(begin)
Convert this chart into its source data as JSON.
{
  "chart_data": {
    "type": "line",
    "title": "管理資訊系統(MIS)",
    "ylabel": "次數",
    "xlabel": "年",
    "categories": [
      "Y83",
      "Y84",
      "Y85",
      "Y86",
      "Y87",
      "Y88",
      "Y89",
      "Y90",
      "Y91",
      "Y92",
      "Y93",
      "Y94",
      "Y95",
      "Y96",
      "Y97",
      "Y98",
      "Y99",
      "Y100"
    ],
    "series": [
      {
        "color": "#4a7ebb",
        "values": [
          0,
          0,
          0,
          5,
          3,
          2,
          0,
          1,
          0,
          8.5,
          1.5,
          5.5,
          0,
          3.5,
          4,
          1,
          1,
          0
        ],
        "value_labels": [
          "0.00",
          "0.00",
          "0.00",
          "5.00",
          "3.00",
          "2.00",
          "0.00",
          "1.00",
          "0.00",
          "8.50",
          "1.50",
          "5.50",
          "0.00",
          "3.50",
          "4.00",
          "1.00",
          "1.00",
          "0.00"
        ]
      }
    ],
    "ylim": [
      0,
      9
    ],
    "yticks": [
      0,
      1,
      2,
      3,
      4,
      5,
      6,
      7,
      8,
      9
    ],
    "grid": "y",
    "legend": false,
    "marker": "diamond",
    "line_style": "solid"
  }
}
(end)
(begin)
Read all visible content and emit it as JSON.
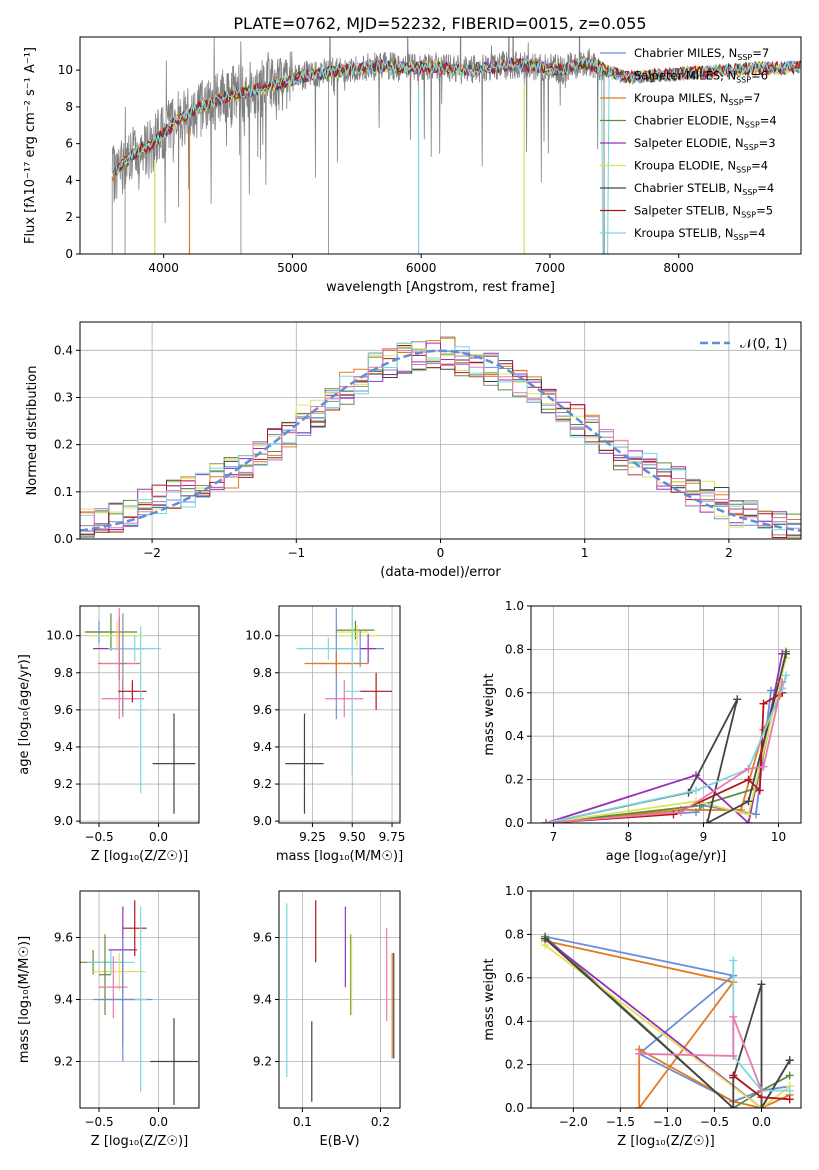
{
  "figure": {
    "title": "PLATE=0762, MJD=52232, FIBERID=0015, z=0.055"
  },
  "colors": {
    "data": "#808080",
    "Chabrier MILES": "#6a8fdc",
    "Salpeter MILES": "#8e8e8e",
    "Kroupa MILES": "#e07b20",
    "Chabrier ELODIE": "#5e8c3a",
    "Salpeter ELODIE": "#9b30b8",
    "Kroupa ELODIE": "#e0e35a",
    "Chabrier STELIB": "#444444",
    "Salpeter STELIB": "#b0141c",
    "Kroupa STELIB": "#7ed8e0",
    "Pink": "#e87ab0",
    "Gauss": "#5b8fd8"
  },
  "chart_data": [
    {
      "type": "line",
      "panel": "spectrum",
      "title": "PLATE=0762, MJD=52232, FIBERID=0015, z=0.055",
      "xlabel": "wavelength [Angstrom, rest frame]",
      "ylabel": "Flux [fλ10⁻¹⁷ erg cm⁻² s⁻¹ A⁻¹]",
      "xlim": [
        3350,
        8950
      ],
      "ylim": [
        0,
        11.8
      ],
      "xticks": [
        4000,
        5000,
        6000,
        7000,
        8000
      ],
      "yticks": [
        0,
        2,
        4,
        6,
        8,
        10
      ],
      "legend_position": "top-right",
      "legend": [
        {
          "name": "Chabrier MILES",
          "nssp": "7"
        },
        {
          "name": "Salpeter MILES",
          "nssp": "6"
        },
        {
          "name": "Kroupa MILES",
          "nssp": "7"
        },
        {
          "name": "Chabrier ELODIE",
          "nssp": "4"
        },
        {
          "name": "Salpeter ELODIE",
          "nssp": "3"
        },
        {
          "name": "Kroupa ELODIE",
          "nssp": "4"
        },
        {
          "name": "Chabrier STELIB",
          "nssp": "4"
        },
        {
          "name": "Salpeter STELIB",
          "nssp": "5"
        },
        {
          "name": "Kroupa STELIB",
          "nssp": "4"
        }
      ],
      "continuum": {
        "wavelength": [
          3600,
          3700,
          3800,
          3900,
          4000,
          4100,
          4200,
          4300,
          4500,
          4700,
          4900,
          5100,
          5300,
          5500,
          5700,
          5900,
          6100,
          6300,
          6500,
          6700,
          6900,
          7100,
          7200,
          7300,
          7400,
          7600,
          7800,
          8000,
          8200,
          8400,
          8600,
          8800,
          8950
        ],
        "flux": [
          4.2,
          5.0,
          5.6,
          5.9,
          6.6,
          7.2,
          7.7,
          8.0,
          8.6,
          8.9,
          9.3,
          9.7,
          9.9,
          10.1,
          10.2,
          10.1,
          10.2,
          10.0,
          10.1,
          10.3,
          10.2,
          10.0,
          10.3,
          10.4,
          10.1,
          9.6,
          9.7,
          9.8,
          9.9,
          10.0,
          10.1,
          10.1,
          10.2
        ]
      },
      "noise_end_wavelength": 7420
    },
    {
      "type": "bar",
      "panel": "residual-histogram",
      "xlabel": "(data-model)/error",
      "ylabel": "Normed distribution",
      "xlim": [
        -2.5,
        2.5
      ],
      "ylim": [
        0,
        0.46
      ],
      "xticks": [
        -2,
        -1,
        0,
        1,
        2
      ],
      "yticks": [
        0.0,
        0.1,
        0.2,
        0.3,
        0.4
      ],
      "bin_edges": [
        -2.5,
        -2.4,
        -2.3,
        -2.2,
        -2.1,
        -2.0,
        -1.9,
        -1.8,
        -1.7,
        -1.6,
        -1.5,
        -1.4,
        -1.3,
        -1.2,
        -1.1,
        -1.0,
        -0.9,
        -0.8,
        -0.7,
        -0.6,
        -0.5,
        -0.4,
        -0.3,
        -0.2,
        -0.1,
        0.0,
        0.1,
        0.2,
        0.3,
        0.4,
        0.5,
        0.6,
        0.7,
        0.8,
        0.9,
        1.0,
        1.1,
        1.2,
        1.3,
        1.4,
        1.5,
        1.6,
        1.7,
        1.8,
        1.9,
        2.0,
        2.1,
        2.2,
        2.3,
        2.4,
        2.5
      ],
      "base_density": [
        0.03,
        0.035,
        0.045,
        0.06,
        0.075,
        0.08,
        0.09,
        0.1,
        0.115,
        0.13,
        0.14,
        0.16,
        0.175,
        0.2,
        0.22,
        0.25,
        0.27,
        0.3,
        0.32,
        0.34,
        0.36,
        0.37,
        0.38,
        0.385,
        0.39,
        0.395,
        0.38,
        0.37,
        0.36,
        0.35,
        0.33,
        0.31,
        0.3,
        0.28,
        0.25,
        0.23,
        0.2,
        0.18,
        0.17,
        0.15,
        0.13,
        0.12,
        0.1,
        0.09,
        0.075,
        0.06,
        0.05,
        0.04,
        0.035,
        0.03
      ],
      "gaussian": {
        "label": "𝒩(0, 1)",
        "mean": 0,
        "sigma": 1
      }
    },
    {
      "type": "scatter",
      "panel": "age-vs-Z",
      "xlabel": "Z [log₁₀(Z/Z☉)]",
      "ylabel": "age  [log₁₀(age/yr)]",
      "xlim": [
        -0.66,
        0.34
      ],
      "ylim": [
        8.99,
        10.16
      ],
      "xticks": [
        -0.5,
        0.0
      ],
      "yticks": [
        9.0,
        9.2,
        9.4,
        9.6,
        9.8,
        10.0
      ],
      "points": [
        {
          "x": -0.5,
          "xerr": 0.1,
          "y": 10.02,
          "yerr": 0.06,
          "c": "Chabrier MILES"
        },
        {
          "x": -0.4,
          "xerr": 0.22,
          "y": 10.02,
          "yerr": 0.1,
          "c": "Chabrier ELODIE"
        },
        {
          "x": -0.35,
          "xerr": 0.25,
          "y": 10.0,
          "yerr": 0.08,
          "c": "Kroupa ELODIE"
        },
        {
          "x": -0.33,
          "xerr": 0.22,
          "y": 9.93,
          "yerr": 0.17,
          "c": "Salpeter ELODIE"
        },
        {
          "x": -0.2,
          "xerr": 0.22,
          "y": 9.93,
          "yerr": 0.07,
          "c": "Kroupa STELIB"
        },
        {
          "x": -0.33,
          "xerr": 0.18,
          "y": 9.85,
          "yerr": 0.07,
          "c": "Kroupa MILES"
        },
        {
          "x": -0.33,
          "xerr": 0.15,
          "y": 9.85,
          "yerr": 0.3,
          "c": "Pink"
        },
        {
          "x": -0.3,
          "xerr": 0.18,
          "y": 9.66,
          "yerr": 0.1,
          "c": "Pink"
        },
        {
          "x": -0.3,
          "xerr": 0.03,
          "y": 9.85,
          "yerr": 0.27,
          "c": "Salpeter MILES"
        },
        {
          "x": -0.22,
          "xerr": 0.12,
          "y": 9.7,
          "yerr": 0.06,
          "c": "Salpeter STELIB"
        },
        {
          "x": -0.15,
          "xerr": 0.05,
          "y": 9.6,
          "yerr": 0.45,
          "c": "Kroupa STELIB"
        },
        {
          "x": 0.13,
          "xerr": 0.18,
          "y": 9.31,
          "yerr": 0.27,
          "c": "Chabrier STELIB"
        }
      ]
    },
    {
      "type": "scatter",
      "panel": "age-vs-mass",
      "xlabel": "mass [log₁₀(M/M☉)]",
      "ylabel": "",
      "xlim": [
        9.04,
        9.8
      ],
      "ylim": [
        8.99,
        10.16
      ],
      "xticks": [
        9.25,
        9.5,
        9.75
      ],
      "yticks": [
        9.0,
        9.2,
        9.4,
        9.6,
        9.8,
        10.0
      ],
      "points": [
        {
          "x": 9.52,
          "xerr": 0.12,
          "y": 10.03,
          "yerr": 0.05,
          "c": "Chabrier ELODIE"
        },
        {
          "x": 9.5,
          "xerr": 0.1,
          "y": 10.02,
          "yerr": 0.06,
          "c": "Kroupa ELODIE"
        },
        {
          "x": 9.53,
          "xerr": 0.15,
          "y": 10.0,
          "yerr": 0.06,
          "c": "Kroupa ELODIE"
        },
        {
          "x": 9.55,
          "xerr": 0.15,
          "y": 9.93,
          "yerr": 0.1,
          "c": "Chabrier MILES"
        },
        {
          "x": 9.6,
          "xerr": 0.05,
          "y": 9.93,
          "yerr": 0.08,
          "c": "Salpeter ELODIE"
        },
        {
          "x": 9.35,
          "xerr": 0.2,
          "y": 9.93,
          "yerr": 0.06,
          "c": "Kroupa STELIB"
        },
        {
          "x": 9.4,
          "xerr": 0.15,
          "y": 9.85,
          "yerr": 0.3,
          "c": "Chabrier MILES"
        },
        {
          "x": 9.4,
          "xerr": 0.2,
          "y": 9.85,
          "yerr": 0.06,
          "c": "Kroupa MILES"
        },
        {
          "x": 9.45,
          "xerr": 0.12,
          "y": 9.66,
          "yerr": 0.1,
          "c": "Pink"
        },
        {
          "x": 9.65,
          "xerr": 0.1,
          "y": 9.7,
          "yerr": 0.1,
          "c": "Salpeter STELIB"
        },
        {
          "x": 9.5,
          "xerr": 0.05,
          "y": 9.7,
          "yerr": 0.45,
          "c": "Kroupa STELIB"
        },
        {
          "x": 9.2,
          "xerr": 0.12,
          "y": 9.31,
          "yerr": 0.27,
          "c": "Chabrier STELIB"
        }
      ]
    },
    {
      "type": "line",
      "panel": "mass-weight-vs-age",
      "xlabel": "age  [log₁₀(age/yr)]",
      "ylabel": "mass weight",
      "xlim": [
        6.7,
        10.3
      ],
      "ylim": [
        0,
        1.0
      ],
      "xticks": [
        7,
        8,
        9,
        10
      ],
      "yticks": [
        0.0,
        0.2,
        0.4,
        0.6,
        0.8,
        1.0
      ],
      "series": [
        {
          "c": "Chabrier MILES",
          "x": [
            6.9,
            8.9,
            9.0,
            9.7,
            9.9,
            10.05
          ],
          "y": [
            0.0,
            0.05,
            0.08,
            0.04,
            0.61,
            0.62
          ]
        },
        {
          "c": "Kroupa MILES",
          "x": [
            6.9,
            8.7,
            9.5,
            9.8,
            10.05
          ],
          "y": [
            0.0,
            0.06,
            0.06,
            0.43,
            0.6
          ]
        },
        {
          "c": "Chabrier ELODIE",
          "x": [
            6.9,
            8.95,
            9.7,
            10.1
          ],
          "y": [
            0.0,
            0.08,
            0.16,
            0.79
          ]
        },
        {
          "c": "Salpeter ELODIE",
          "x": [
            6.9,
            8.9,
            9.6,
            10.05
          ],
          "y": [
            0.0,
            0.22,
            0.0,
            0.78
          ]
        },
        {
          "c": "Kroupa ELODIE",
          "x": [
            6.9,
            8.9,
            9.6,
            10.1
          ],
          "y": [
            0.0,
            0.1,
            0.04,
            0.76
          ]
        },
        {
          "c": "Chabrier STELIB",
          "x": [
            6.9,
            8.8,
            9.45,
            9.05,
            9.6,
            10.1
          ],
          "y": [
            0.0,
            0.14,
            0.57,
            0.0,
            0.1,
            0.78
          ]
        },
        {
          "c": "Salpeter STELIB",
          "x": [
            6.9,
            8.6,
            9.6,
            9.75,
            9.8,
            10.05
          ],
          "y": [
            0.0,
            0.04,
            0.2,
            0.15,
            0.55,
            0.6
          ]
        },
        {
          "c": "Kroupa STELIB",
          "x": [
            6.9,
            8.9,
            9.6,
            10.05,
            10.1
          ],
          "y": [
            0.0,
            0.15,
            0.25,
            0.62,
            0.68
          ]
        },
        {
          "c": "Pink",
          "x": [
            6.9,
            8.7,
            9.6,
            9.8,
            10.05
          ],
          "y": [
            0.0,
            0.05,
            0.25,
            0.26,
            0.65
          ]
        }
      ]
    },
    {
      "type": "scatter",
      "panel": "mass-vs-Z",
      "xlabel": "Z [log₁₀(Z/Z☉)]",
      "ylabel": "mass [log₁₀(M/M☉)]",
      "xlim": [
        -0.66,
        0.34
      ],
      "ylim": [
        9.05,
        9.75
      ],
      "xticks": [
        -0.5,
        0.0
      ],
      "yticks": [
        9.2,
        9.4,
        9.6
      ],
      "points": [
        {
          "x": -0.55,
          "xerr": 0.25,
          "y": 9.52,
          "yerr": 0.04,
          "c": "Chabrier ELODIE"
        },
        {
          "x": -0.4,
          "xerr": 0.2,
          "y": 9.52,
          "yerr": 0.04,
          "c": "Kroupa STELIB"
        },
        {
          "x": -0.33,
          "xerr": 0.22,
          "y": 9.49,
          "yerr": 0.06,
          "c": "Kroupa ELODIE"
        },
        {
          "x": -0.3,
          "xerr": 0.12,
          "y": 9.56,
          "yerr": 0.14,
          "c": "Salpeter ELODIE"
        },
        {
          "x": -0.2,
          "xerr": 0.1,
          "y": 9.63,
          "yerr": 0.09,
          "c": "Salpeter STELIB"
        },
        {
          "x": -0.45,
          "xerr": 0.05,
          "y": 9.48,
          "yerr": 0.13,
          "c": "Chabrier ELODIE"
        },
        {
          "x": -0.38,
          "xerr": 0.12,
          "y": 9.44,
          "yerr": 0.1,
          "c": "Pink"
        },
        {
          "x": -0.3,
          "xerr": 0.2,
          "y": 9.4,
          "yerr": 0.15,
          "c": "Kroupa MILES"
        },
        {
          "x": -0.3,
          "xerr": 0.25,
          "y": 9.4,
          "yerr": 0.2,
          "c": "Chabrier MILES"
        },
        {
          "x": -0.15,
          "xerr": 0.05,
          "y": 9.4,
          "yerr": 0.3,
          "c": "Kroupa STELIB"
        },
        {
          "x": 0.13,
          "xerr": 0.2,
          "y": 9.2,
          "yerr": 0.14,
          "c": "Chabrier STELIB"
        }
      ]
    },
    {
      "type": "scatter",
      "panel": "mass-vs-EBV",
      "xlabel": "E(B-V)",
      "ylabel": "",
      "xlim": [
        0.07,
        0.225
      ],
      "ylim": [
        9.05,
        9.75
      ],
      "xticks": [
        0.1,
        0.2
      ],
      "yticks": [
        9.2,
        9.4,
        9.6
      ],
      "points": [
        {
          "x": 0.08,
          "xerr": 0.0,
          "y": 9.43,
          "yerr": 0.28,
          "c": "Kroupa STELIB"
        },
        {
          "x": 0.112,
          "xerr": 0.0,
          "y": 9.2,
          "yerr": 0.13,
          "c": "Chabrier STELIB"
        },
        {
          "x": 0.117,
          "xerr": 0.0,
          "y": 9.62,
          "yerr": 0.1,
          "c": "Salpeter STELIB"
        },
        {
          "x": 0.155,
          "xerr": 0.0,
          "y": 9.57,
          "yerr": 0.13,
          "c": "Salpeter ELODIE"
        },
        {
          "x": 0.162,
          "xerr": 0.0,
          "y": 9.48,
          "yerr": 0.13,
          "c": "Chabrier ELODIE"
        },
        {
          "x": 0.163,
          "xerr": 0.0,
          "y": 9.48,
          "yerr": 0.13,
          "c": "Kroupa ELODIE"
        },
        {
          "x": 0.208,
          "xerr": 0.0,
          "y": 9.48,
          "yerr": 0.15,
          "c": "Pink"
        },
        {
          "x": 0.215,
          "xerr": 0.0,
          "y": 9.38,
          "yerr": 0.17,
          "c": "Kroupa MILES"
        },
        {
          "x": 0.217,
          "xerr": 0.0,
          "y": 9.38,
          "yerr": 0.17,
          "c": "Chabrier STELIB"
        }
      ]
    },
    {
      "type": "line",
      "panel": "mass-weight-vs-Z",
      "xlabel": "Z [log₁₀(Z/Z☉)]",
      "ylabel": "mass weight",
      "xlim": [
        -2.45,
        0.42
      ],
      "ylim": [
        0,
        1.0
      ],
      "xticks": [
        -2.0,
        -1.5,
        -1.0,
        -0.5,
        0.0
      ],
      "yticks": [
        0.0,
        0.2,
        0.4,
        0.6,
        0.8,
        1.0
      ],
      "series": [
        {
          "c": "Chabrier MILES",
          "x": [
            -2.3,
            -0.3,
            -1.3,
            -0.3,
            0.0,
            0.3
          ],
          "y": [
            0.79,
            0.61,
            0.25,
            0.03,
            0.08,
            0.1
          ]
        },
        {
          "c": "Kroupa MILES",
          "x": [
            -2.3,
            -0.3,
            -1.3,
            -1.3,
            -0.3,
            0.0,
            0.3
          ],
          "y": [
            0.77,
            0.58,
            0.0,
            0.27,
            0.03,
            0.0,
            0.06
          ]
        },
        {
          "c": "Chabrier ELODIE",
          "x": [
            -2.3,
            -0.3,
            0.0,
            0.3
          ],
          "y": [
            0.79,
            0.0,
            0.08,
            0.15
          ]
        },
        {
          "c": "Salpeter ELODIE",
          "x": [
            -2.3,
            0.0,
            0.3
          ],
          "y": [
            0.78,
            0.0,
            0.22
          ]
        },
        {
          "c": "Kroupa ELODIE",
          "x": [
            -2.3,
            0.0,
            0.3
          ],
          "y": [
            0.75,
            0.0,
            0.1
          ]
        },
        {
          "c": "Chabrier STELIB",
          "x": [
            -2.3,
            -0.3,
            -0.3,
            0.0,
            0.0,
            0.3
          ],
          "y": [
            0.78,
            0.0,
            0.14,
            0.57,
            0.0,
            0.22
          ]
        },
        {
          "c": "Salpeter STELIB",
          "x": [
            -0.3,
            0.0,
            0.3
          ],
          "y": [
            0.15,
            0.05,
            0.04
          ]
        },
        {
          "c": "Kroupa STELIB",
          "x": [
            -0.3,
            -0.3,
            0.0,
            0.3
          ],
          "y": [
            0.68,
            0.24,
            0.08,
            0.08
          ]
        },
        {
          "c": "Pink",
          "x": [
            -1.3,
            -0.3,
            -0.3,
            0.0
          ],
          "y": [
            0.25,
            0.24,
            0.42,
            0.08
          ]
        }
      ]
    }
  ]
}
(end)
(begin)
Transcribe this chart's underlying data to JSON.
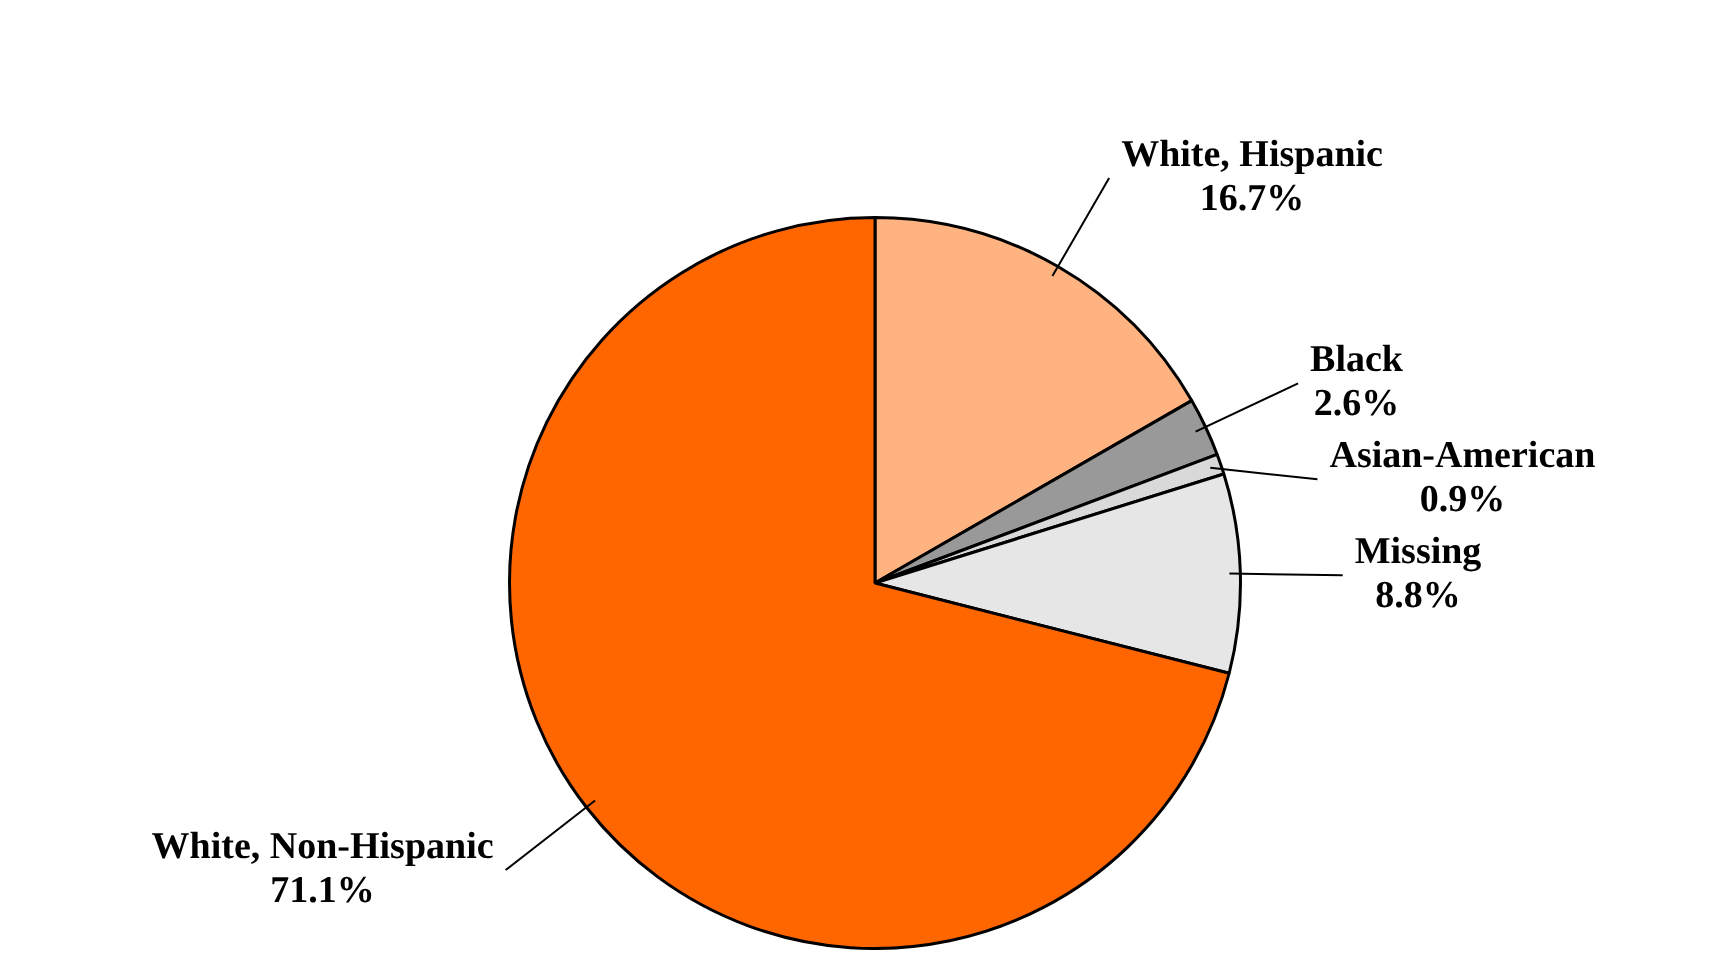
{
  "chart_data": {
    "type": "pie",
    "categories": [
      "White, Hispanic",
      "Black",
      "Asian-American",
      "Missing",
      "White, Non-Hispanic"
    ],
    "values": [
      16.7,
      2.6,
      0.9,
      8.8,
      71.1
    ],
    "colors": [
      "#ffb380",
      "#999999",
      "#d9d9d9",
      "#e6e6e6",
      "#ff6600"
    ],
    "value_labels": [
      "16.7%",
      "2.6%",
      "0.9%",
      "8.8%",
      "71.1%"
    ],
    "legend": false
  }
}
(end)
YOUR GOAL: Tally up the lines holding the word "panel" in the data above, and answer with that figure only.

EXPECTED ANSWER: 8